**** MATERIAL FOR THIS EXERCISE

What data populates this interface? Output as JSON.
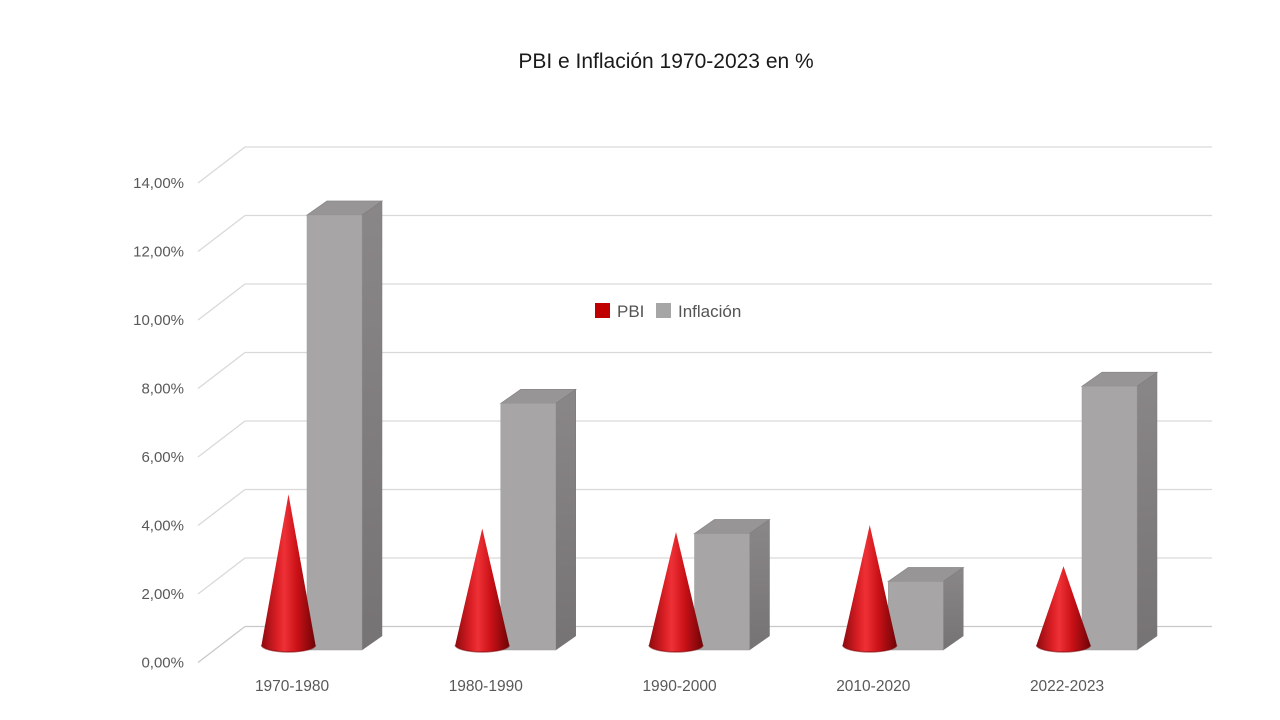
{
  "chart_data": {
    "type": "bar",
    "style": "3d-clustered",
    "title": "PBI e Inflación 1970-2023 en %",
    "categories": [
      "1970-1980",
      "1980-1990",
      "1990-2000",
      "2010-2020",
      "2022-2023"
    ],
    "series": [
      {
        "name": "PBI",
        "shape": "cone",
        "color": "#c00000",
        "values": [
          4.4,
          3.4,
          3.3,
          3.5,
          2.3
        ]
      },
      {
        "name": "Inflación",
        "shape": "column",
        "color": "#a6a6a6",
        "values": [
          12.7,
          7.2,
          3.4,
          2.0,
          7.7
        ]
      }
    ],
    "unit": "%",
    "ylim": [
      0,
      14
    ],
    "ytick_step": 2,
    "ytick_labels": [
      "0,00%",
      "2,00%",
      "4,00%",
      "6,00%",
      "8,00%",
      "10,00%",
      "12,00%",
      "14,00%"
    ],
    "legend_position": "middle-center",
    "grid": true
  },
  "colors": {
    "background": "#ffffff",
    "gridline": "#d9d9d9",
    "baseline": "#c9c9c9",
    "axis_text": "#595959",
    "title_text": "#1a1a1a",
    "legend_text": "#545454",
    "cone_gradient": [
      "#8f0a0e",
      "#dd2026",
      "#ee3136",
      "#cc1218",
      "#6f0306"
    ],
    "cone_rim": "#7a0509",
    "column_front": "#a8a5a6",
    "column_top": "#989596",
    "column_side_light": "#8a8788",
    "column_side_dark": "#767374"
  }
}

********

> TASK DIRECTIONS: Reproduce the material above in full and without alteration, but skip all pictures.

> CORRECT OUTPUT:
What data populates this interface? Output as JSON.
{
  "chart_data": {
    "type": "bar",
    "style": "3d-clustered",
    "title": "PBI e Inflación 1970-2023 en %",
    "categories": [
      "1970-1980",
      "1980-1990",
      "1990-2000",
      "2010-2020",
      "2022-2023"
    ],
    "series": [
      {
        "name": "PBI",
        "shape": "cone",
        "color": "#c00000",
        "values": [
          4.4,
          3.4,
          3.3,
          3.5,
          2.3
        ]
      },
      {
        "name": "Inflación",
        "shape": "column",
        "color": "#a6a6a6",
        "values": [
          12.7,
          7.2,
          3.4,
          2.0,
          7.7
        ]
      }
    ],
    "unit": "%",
    "ylim": [
      0,
      14
    ],
    "ytick_step": 2,
    "ytick_labels": [
      "0,00%",
      "2,00%",
      "4,00%",
      "6,00%",
      "8,00%",
      "10,00%",
      "12,00%",
      "14,00%"
    ],
    "legend_position": "middle-center",
    "grid": true
  },
  "colors": {
    "background": "#ffffff",
    "gridline": "#d9d9d9",
    "baseline": "#c9c9c9",
    "axis_text": "#595959",
    "title_text": "#1a1a1a",
    "legend_text": "#545454",
    "cone_gradient": [
      "#8f0a0e",
      "#dd2026",
      "#ee3136",
      "#cc1218",
      "#6f0306"
    ],
    "cone_rim": "#7a0509",
    "column_front": "#a8a5a6",
    "column_top": "#989596",
    "column_side_light": "#8a8788",
    "column_side_dark": "#767374"
  }
}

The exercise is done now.